• TASK DIRECTIONS
Pictures aside, quote the whole listing exactly.

• ENTRIES SUPPLIED
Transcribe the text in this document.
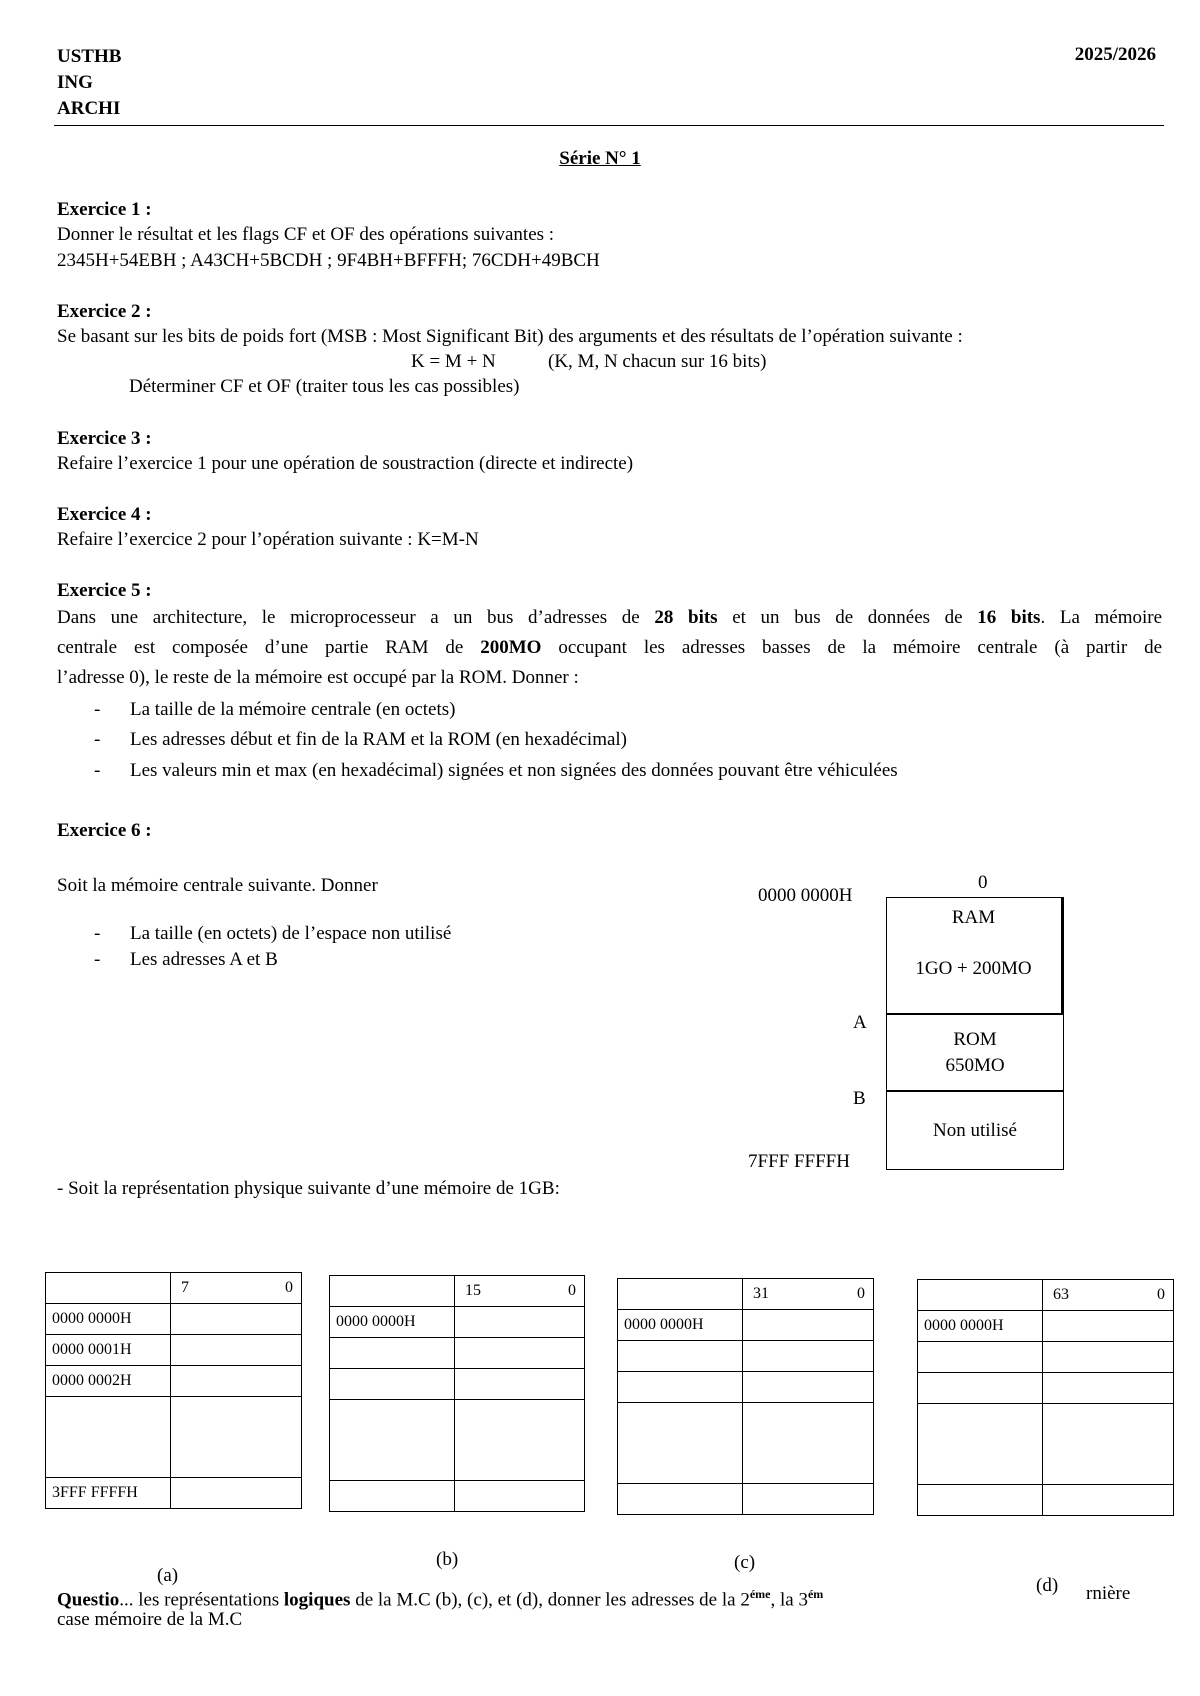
USTHB
ING
ARCHI
2025/2026
Série N° 1
Exercice 1 :
Donner le résultat et les flags CF et OF des opérations suivantes :
2345H+54EBH ; A43CH+5BCDH ; 9F4BH+BFFFH; 76CDH+49BCH
Exercice 2 :
Se basant sur les bits de poids fort (MSB : Most Significant Bit) des arguments et des résultats de l’opération suivante :
K = M + N	(K, M, N chacun sur 16 bits)
Déterminer CF et OF (traiter tous les cas possibles)
Exercice 3 :
Refaire l’exercice 1 pour une opération de soustraction (directe et indirecte)
Exercice 4 :
Refaire l’exercice 2 pour l’opération suivante : K=M-N
Exercice 5 :
Dans une architecture, le microprocesseur a un bus d’adresses de 28 bits et un bus de données de 16 bits. La mémoire
centrale est composée d’une partie RAM de 200MO occupant les adresses basses de la mémoire centrale (à partir de
l’adresse 0), le reste de la mémoire est occupé par la ROM. Donner :
- La taille de la mémoire centrale (en octets)
- Les adresses début et fin de la RAM et la ROM (en hexadécimal)
- Les valeurs min et max (en hexadécimal) signées et non signées des données pouvant être véhiculées
Exercice 6 :
Soit la mémoire centrale suivante. Donner
- La taille (en octets) de l’espace non utilisé
- Les adresses A et B
0
0000 0000H
RAM
1GO + 200MO
A
ROM
650MO
B
Non utilisé
7FFF FFFFH
- Soit la représentation physique suivante d’une mémoire de 1GB:

	7 0

0000 0000H	
0000 0001H	
0000 0002H	

3FFF FFFFH	
(a)

	15 0

0000 0000H	

(b)

	31 0

0000 0000H	

(c)

	63 0

0000 0000H	

Questio... les représentations logiques de la M.C (b), (c), et (d), donner les adresses de la $2^{éme}$, la $3^{ém}$	(d)	rnière
case mémoire de la M.C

• SOLUTION
Transcribe the text in this document.
USTHB
ING
ARCHI
2025/2026
Série N° 1
Exercice 1 :
Donner le résultat et les flags CF et OF des opérations suivantes :
2345H+54EBH ; A43CH+5BCDH ; 9F4BH+BFFFH; 76CDH+49BCH
Exercice 2 :
Se basant sur les bits de poids fort (MSB : Most Significant Bit) des arguments et des résultats de l’opération suivante :
K = M + N	(K, M, N chacun sur 16 bits)
Déterminer CF et OF (traiter tous les cas possibles)
Exercice 3 :
Refaire l’exercice 1 pour une opération de soustraction (directe et indirecte)
Exercice 4 :
Refaire l’exercice 2 pour l’opération suivante : K=M-N
Exercice 5 :
Dans une architecture, le microprocesseur a un bus d’adresses de 28 bits et un bus de données de 16 bits. La mémoire
centrale est composée d’une partie RAM de 200MO occupant les adresses basses de la mémoire centrale (à partir de
l’adresse 0), le reste de la mémoire est occupé par la ROM. Donner :
- La taille de la mémoire centrale (en octets)
- Les adresses début et fin de la RAM et la ROM (en hexadécimal)
- Les valeurs min et max (en hexadécimal) signées et non signées des données pouvant être véhiculées
Exercice 6 :
Soit la mémoire centrale suivante. Donner
- La taille (en octets) de l’espace non utilisé
- Les adresses A et B
0
0000 0000H
RAM
1GO + 200MO
A
ROM
650MO
B
Non utilisé
7FFF FFFFH
- Soit la représentation physique suivante d’une mémoire de 1GB:

	7 0

0000 0000H	
0000 0001H	
0000 0002H	

3FFF FFFFH	
(a)

	15 0

0000 0000H	

(b)

	31 0

0000 0000H	

(c)

	63 0

0000 0000H	

Questio... les représentations logiques de la M.C (b), (c), et (d), donner les adresses de la $2^{éme}$, la $3^{ém}$	(d)	rnière
case mémoire de la M.C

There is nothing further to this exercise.